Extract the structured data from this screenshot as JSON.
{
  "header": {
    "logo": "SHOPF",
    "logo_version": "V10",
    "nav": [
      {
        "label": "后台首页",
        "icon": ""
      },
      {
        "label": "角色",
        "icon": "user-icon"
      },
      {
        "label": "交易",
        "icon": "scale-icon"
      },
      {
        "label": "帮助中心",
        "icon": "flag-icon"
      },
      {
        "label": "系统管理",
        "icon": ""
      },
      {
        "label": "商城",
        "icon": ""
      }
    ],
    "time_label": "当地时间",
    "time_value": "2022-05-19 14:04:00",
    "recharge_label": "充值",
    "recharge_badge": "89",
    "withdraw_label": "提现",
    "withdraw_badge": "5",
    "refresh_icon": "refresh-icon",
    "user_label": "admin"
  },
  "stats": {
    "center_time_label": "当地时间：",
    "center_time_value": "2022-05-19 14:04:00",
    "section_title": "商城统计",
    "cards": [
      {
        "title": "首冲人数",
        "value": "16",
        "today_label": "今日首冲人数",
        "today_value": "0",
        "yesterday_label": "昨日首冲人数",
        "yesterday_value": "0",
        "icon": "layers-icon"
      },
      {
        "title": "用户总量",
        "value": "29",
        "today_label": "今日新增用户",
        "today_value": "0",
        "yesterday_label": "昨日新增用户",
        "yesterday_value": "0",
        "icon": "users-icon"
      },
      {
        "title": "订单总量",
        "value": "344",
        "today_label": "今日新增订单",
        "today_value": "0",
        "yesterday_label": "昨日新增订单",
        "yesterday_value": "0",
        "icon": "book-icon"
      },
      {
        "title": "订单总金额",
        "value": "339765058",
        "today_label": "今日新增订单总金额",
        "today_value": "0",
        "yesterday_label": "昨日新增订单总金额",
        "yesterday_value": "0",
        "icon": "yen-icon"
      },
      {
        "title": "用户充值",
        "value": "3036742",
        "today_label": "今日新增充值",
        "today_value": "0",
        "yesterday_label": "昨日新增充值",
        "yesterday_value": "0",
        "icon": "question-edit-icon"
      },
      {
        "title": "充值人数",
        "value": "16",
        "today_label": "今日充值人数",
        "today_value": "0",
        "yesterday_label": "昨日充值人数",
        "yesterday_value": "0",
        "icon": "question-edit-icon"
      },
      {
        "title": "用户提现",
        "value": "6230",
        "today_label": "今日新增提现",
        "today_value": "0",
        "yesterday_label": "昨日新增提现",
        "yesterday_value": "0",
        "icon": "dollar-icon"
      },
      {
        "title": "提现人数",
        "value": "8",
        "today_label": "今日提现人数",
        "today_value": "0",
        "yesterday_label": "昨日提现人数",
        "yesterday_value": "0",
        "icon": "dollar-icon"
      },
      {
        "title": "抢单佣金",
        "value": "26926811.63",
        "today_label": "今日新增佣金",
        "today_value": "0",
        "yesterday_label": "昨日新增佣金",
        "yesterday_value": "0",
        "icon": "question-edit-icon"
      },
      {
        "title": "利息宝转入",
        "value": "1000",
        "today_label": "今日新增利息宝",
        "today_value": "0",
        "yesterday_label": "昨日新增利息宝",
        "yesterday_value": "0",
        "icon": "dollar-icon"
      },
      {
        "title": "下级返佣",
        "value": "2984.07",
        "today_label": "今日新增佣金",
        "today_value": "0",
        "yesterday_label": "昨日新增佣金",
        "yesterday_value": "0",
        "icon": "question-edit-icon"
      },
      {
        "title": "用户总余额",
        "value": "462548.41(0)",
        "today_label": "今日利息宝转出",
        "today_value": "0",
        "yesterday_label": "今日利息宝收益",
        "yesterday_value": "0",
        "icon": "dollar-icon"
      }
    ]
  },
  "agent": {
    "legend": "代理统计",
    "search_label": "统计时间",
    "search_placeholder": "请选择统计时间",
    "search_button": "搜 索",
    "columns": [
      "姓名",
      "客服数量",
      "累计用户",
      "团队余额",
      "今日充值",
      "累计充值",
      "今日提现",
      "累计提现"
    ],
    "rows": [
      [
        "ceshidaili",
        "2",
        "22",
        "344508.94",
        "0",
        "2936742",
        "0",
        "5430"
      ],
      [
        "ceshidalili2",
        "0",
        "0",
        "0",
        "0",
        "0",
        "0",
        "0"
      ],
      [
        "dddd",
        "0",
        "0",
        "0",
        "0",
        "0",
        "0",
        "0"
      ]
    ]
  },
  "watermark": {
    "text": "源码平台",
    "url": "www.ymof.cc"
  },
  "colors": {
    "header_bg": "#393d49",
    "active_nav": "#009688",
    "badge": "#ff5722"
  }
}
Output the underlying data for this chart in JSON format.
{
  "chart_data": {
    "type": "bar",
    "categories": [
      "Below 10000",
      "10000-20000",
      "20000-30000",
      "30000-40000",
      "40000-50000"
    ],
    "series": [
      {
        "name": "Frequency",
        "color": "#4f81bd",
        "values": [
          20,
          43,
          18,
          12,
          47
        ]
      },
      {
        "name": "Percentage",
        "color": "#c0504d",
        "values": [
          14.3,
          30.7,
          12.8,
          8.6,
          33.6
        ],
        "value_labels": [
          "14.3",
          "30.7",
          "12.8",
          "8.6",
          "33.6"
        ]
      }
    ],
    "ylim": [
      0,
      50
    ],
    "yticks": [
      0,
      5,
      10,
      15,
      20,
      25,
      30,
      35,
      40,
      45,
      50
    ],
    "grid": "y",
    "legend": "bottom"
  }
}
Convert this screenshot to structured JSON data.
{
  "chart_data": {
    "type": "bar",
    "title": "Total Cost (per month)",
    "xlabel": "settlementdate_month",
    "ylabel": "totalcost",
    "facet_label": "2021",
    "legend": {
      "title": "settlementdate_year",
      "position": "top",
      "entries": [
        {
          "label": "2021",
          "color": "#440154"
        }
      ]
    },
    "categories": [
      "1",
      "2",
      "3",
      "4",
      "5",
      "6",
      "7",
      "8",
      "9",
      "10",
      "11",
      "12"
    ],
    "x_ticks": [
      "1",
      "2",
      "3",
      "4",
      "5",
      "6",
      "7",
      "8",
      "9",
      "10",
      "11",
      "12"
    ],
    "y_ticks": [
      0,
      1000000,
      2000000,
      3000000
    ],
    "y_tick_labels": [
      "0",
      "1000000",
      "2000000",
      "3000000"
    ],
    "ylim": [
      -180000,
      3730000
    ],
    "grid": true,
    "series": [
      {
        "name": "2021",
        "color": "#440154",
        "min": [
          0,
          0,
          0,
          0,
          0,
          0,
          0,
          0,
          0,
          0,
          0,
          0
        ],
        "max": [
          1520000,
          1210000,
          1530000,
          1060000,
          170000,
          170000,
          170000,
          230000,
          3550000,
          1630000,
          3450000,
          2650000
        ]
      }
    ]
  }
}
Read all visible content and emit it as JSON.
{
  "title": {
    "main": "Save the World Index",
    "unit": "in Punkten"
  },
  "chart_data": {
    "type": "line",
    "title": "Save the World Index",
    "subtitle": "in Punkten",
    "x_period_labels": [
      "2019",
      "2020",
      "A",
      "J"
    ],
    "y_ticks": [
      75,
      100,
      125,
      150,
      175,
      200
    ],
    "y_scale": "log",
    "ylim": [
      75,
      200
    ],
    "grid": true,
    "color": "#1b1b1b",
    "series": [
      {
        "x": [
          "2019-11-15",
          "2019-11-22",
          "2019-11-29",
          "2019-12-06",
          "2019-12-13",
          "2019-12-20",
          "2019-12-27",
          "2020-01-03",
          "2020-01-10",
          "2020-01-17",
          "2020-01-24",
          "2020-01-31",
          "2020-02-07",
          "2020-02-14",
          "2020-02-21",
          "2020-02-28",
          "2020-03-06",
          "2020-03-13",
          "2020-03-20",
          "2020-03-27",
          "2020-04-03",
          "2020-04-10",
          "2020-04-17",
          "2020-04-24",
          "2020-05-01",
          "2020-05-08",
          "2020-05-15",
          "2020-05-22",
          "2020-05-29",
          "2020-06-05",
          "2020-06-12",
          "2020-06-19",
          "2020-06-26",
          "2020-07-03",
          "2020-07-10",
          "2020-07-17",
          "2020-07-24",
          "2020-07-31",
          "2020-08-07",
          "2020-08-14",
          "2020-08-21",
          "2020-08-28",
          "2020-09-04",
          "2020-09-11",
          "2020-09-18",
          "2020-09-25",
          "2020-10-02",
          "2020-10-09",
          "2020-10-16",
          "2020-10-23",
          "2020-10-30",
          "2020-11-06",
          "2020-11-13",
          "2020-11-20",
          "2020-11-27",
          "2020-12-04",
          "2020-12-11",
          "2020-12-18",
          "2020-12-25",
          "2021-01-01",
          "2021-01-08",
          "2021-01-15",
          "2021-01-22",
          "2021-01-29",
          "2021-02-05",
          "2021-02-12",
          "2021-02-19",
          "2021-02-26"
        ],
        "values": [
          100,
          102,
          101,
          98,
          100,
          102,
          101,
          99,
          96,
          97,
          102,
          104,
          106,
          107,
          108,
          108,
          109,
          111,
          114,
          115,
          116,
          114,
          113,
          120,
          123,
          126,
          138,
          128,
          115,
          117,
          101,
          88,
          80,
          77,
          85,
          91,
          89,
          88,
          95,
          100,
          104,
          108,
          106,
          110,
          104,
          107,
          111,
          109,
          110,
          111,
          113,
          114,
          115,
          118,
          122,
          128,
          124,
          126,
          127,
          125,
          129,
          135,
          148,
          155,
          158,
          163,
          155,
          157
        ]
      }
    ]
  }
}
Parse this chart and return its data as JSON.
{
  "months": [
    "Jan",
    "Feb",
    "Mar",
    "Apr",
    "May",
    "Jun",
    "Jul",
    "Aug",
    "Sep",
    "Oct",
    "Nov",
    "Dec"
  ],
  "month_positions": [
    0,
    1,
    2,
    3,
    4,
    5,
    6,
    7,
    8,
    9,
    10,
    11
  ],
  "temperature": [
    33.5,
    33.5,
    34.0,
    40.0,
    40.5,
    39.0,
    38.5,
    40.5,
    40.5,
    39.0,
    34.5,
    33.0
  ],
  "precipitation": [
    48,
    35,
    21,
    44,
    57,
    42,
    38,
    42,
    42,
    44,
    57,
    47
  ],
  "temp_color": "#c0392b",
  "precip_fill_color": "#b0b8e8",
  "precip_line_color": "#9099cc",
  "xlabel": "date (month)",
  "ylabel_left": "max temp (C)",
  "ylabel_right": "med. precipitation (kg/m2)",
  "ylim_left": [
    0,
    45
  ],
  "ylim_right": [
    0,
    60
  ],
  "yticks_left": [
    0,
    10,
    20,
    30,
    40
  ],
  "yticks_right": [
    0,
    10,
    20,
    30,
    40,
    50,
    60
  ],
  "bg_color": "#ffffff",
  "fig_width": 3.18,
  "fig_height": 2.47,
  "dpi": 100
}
·····
- **To be done**
Select and copy every line of the material that holds the string "structured".

- **Finished task**
Extract the structured data from this screenshot as JSON.
Convert this screenshot to structured JSON data.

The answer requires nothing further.